* _Supplied records_:
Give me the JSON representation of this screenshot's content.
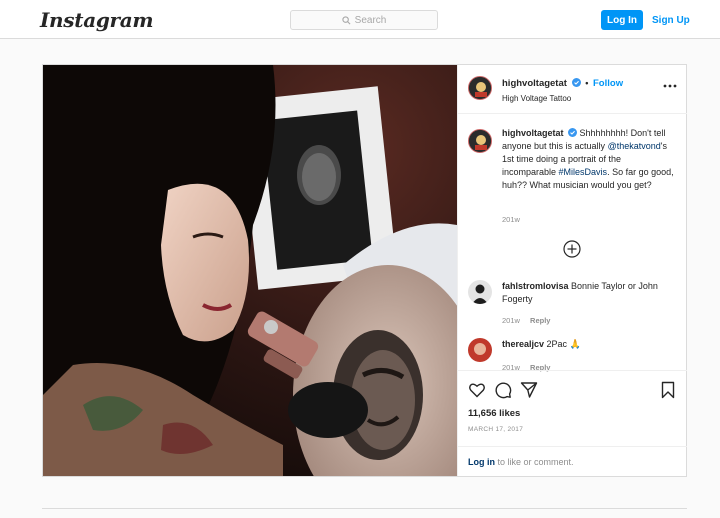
{
  "nav": {
    "logo": "Instagram",
    "search_placeholder": "Search",
    "login_label": "Log In",
    "signup_label": "Sign Up"
  },
  "post": {
    "username": "highvoltagetat",
    "follow_label": "Follow",
    "separator": "•",
    "subtitle": "High Voltage Tattoo",
    "caption": {
      "username": "highvoltagetat",
      "text_1": "Shhhhhhhh! Don't tell anyone but this is actually",
      "mention": "@thekatvond",
      "text_2": "'s 1st time doing a portrait of the incomparable",
      "hashtag": "#MilesDavis",
      "text_3": ". So far go good, huh?? What musician would you get?",
      "time": "201w"
    },
    "comments": [
      {
        "username": "fahlstromlovisa",
        "text": "Bonnie Taylor or John Fogerty",
        "time": "201w",
        "reply_label": "Reply"
      },
      {
        "username": "therealjcv",
        "text": "2Pac 🙏",
        "time": "201w",
        "reply_label": "Reply"
      }
    ],
    "likes": "11,656 likes",
    "date": "MARCH 17, 2017",
    "login_link": "Log in",
    "login_suffix": " to like or comment."
  },
  "icons": {
    "search": "search-icon",
    "verified": "verified-badge-icon",
    "more": "more-options-icon",
    "load_more": "plus-circle-icon",
    "like": "heart-icon",
    "comment": "comment-icon",
    "share": "share-icon",
    "save": "bookmark-icon"
  },
  "colors": {
    "accent": "#0095f6",
    "link": "#00376b",
    "muted": "#8e8e8e",
    "border": "#dbdbdb"
  }
}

* _Problem details_: Write out every entry again word for word, without any of the pictures.

* _The answer_:
Give me the JSON representation of this screenshot's content.
{
  "nav": {
    "logo": "Instagram",
    "search_placeholder": "Search",
    "login_label": "Log In",
    "signup_label": "Sign Up"
  },
  "post": {
    "username": "highvoltagetat",
    "follow_label": "Follow",
    "separator": "•",
    "subtitle": "High Voltage Tattoo",
    "caption": {
      "username": "highvoltagetat",
      "text_1": "Shhhhhhhh! Don't tell anyone but this is actually",
      "mention": "@thekatvond",
      "text_2": "'s 1st time doing a portrait of the incomparable",
      "hashtag": "#MilesDavis",
      "text_3": ". So far go good, huh?? What musician would you get?",
      "time": "201w"
    },
    "comments": [
      {
        "username": "fahlstromlovisa",
        "text": "Bonnie Taylor or John Fogerty",
        "time": "201w",
        "reply_label": "Reply"
      },
      {
        "username": "therealjcv",
        "text": "2Pac 🙏",
        "time": "201w",
        "reply_label": "Reply"
      }
    ],
    "likes": "11,656 likes",
    "date": "MARCH 17, 2017",
    "login_link": "Log in",
    "login_suffix": " to like or comment."
  },
  "icons": {
    "search": "search-icon",
    "verified": "verified-badge-icon",
    "more": "more-options-icon",
    "load_more": "plus-circle-icon",
    "like": "heart-icon",
    "comment": "comment-icon",
    "share": "share-icon",
    "save": "bookmark-icon"
  },
  "colors": {
    "accent": "#0095f6",
    "link": "#00376b",
    "muted": "#8e8e8e",
    "border": "#dbdbdb"
  }
}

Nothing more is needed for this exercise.